# WHAT YOU NEED TO DO
Read the records below and copy each line that contains "Seminar".

::::::

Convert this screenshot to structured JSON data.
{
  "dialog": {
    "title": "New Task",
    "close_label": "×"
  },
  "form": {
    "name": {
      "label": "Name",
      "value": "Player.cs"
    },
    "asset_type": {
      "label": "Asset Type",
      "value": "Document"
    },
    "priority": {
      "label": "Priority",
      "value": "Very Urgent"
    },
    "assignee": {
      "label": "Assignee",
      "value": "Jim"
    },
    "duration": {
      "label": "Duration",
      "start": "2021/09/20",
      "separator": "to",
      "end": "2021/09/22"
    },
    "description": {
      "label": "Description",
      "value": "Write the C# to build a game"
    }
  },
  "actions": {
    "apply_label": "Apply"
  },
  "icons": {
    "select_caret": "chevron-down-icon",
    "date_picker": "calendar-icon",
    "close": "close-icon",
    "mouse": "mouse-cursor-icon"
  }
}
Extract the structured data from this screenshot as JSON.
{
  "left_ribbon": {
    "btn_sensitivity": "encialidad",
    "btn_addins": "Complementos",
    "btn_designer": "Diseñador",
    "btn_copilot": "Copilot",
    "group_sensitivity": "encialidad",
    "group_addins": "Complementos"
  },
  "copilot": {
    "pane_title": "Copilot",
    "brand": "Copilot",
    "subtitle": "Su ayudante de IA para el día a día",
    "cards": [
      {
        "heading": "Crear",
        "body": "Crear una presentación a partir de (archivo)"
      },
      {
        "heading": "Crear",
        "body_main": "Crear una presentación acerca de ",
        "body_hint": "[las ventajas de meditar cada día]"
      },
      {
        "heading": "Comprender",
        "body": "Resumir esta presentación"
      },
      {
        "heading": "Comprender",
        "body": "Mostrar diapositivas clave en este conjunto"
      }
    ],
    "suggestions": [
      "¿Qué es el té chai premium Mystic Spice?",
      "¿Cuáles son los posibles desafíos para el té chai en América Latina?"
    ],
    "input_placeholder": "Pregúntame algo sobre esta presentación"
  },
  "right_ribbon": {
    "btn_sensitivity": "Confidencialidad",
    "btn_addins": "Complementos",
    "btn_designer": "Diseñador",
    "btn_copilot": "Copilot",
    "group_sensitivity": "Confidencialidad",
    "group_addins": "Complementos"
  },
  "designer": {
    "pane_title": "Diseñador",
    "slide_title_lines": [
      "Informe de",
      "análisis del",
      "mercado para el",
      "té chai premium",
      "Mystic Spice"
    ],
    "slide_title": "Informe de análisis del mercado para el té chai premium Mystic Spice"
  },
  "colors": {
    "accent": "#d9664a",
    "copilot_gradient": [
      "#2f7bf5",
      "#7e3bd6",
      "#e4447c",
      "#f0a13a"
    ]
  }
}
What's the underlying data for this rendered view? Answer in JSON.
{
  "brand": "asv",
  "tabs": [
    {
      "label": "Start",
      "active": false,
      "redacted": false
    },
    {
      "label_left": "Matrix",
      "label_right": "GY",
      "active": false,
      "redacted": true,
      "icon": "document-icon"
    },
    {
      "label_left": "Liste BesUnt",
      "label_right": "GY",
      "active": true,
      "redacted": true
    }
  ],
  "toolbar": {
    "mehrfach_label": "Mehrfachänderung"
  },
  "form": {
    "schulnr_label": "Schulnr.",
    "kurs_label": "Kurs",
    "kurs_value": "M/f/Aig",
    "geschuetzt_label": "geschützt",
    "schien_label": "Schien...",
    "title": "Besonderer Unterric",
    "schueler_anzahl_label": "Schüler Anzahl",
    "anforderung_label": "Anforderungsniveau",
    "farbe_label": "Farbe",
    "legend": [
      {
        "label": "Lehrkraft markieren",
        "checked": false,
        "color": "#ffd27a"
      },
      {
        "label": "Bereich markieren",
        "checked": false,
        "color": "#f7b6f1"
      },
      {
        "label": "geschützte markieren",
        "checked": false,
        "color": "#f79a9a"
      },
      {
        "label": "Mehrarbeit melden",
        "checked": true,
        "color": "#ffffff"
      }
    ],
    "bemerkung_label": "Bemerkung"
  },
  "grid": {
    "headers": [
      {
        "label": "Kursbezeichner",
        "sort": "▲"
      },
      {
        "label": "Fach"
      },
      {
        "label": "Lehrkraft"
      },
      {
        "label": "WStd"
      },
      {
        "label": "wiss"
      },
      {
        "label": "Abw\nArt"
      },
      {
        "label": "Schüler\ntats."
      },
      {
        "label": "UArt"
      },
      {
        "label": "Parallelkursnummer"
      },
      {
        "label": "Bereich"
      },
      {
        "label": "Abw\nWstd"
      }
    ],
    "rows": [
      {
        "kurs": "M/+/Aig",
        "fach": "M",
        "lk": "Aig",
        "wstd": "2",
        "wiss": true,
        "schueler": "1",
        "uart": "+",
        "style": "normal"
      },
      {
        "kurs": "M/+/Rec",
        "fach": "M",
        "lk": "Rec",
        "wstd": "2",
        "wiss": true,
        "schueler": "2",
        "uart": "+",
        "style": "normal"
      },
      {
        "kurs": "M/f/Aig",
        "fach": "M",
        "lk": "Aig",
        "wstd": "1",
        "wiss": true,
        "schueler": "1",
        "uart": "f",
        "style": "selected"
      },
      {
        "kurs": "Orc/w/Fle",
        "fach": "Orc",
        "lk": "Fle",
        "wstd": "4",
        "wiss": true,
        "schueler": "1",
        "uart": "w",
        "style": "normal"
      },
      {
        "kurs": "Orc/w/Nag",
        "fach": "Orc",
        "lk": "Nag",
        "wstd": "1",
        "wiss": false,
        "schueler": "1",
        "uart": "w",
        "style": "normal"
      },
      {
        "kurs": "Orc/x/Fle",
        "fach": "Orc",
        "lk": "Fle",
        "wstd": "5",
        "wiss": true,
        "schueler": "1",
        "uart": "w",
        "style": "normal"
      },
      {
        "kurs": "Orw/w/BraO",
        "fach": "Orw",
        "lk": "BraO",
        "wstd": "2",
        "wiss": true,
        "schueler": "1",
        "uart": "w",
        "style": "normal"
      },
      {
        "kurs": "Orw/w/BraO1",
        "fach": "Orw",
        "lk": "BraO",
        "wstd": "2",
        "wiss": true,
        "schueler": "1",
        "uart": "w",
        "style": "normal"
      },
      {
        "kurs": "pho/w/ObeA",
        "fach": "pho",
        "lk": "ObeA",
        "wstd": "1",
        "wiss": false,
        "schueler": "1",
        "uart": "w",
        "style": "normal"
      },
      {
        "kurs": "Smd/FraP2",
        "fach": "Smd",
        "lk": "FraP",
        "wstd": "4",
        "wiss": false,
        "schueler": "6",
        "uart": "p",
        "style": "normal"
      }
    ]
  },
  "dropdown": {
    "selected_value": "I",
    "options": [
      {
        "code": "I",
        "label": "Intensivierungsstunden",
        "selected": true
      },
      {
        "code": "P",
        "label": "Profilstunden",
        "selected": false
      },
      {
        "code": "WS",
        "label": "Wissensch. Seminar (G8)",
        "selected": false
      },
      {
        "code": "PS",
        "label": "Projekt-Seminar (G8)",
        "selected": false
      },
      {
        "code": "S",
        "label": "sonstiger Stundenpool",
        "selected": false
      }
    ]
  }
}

::::::

# FULL SOLUTION
        "label": "Wissensch. Seminar (G8)",
        "label": "Projekt-Seminar (G8)",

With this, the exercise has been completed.